(Data entries)
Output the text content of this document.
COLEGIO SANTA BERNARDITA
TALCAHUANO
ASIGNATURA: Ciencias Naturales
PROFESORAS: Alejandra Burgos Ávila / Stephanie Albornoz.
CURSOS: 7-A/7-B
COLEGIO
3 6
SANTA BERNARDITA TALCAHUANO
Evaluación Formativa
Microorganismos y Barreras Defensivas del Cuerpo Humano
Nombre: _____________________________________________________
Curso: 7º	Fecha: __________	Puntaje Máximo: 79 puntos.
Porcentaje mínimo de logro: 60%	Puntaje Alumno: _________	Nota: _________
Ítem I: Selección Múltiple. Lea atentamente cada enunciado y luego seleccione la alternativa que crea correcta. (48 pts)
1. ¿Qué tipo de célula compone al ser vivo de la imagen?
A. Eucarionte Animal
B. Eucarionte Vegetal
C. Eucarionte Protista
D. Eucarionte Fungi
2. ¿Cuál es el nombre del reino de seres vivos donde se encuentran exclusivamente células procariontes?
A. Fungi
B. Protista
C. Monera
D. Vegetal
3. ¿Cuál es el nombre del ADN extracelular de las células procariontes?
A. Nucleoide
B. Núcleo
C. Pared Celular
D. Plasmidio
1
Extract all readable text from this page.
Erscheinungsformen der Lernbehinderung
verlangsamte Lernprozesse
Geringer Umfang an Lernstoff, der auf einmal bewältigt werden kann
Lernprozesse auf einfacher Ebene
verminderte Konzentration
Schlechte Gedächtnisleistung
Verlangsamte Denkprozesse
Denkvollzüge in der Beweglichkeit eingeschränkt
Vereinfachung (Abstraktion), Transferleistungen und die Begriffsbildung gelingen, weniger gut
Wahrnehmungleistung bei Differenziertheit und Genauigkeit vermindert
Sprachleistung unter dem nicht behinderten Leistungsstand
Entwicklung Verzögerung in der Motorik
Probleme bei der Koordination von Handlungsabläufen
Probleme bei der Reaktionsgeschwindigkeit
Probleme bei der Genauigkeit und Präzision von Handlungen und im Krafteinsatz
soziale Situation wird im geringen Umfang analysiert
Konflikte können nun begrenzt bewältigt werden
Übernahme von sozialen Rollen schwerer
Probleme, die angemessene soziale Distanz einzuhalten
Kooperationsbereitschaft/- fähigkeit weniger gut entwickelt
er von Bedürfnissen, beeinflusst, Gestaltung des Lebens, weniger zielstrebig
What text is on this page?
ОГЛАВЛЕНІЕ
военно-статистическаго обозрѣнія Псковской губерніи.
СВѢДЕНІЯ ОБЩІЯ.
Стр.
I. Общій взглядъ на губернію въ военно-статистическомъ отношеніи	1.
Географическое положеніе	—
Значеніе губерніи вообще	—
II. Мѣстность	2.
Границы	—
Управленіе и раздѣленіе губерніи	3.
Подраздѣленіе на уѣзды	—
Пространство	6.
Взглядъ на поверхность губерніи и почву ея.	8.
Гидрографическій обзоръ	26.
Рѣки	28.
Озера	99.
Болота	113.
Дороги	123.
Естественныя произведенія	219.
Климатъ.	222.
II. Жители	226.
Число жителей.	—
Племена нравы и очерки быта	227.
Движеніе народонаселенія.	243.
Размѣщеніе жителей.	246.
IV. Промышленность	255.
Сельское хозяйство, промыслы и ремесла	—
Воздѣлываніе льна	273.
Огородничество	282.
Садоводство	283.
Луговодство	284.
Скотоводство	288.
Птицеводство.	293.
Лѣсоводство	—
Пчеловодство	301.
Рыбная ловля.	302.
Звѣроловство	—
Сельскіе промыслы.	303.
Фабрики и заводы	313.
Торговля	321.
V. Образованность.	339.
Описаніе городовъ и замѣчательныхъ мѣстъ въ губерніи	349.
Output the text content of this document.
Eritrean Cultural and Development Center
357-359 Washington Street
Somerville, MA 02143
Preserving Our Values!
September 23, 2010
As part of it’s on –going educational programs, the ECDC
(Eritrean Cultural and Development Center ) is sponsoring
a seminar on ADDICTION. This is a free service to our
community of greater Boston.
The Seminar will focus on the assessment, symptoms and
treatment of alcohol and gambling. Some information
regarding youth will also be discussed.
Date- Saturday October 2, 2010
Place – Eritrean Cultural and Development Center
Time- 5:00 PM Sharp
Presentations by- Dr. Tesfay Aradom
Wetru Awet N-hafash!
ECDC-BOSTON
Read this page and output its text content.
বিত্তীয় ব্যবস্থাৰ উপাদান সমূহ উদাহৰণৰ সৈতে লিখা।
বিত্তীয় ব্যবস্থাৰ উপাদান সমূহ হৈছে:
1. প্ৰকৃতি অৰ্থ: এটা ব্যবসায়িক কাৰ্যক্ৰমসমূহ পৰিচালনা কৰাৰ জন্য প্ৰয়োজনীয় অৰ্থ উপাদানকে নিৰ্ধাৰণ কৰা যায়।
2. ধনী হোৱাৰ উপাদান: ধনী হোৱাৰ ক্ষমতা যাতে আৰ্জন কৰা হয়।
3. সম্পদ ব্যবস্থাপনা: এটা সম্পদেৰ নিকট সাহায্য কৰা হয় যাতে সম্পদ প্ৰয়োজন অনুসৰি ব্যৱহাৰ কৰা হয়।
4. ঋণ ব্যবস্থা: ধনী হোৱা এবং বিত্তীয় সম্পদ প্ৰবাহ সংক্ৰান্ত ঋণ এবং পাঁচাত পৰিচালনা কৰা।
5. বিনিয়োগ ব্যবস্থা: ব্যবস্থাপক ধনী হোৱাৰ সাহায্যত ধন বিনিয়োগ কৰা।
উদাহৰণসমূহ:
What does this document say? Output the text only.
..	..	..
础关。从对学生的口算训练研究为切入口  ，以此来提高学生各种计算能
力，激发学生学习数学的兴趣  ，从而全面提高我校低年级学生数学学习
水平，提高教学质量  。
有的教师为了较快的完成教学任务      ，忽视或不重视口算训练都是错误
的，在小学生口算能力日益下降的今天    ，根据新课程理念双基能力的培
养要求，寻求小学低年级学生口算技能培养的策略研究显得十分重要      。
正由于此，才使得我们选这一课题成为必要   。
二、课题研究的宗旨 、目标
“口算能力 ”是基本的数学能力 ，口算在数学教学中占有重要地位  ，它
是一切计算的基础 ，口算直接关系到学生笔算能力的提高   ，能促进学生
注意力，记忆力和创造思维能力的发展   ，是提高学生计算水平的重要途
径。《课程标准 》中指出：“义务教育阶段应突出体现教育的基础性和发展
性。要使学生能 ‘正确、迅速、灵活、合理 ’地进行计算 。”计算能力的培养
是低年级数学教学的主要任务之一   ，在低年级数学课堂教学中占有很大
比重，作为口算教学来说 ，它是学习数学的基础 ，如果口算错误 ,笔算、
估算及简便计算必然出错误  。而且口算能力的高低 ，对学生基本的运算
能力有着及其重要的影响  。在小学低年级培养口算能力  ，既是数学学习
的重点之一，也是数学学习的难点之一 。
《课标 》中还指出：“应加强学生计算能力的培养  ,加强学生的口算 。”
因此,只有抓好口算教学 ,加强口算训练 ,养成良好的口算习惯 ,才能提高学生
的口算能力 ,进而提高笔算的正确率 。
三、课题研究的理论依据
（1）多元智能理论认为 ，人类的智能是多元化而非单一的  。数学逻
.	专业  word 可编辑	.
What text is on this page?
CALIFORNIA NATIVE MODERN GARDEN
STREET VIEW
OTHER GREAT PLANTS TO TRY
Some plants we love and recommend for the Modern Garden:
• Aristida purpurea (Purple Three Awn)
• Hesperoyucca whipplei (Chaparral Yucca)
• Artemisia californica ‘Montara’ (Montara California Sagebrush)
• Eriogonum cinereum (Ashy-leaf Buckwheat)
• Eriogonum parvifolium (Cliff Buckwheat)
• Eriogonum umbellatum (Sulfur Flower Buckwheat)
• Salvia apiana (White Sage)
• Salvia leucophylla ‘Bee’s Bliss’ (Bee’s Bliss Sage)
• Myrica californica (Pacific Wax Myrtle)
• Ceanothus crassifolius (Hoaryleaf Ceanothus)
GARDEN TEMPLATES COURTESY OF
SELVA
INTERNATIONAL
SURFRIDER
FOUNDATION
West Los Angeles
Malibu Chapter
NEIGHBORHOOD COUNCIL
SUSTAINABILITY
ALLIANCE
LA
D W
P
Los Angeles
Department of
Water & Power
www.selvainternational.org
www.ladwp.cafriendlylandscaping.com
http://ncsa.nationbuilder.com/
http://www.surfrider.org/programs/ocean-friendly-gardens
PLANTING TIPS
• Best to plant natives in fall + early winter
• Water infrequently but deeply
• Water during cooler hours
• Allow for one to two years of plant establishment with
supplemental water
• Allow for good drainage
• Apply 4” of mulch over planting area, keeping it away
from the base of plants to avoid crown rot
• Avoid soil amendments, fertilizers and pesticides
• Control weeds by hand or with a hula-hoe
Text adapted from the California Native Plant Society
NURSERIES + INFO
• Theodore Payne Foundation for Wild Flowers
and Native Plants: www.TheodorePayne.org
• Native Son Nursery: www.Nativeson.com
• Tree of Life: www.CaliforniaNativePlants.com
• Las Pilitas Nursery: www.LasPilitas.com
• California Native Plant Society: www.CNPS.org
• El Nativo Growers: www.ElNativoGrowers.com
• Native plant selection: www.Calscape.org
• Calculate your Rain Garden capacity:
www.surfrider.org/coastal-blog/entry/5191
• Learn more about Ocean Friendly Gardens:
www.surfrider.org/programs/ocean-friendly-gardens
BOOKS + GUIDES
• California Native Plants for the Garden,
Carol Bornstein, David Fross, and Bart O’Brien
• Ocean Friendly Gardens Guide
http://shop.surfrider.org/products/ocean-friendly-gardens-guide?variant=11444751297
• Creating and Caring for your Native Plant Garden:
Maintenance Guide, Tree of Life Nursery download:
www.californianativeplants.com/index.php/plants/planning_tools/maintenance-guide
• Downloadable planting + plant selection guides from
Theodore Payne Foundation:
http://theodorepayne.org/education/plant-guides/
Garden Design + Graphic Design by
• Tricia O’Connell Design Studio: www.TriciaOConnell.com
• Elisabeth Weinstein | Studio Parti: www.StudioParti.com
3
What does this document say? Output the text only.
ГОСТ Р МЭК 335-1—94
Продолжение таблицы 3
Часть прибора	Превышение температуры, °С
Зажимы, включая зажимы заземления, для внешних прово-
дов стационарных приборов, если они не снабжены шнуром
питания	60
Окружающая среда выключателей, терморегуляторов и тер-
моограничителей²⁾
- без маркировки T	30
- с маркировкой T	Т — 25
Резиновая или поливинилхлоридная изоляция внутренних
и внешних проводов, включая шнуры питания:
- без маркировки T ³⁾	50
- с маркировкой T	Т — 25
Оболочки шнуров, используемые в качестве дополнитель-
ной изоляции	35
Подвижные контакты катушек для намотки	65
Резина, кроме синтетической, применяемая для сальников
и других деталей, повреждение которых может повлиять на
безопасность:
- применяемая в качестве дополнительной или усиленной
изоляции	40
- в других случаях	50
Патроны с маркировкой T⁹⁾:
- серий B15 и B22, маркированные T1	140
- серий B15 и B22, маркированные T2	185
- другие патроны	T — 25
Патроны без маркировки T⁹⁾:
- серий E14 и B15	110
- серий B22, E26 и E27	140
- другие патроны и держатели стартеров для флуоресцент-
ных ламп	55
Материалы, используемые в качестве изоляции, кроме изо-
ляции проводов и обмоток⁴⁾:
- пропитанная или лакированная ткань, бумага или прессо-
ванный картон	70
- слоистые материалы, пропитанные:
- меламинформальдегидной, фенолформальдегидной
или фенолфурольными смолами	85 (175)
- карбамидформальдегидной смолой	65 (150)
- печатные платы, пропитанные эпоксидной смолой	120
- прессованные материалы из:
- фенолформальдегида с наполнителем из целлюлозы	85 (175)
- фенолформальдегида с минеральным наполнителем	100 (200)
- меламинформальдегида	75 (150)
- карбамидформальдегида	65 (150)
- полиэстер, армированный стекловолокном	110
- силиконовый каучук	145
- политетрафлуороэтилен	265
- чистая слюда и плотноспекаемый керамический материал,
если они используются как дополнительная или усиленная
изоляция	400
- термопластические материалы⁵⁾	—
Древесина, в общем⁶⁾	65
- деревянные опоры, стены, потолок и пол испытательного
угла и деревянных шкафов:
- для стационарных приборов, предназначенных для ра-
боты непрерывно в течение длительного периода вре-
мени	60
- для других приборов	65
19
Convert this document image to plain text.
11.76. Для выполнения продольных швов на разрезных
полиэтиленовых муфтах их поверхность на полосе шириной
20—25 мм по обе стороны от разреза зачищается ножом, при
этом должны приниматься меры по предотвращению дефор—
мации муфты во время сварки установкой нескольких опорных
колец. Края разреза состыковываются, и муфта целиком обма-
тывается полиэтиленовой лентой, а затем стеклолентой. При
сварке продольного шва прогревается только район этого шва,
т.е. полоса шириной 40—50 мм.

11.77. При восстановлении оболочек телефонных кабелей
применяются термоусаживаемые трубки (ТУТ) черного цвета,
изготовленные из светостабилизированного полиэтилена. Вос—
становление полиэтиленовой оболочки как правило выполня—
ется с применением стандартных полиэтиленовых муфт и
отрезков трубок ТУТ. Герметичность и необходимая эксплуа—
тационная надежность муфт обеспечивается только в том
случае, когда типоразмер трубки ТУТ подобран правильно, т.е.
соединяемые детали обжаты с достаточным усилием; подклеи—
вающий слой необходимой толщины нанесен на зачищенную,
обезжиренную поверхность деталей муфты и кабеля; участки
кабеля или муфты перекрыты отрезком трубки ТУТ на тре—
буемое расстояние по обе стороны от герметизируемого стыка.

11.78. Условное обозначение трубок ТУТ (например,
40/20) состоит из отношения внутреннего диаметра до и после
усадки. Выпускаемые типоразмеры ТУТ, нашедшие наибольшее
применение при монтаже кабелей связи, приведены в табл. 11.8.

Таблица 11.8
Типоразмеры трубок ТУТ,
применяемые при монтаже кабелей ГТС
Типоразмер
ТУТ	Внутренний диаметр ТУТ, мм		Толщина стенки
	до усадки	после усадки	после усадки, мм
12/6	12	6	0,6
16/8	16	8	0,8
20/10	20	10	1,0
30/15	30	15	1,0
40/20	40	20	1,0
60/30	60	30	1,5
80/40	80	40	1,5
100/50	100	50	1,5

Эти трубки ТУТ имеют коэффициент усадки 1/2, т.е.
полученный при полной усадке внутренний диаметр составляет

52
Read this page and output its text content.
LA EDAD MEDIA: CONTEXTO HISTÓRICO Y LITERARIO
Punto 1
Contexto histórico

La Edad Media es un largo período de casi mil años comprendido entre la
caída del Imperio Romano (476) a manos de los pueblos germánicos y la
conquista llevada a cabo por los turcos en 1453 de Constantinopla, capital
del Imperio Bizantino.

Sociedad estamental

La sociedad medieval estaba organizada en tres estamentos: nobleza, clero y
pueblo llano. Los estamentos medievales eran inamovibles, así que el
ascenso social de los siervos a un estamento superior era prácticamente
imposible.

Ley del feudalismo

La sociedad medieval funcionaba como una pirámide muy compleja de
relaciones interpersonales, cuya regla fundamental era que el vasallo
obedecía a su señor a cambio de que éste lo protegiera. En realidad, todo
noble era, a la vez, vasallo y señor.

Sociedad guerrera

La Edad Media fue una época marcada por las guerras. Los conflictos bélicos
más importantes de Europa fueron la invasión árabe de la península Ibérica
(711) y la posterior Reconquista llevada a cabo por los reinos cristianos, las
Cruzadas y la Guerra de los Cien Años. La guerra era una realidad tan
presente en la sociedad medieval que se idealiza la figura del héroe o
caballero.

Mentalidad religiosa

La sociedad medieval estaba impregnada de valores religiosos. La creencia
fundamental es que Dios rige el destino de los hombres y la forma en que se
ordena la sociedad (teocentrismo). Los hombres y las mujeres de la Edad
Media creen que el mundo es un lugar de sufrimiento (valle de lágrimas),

**Prompt**
Above are entries; state the number of lines among them that contain "изоляция", and nothing else.

**Exercise result**
2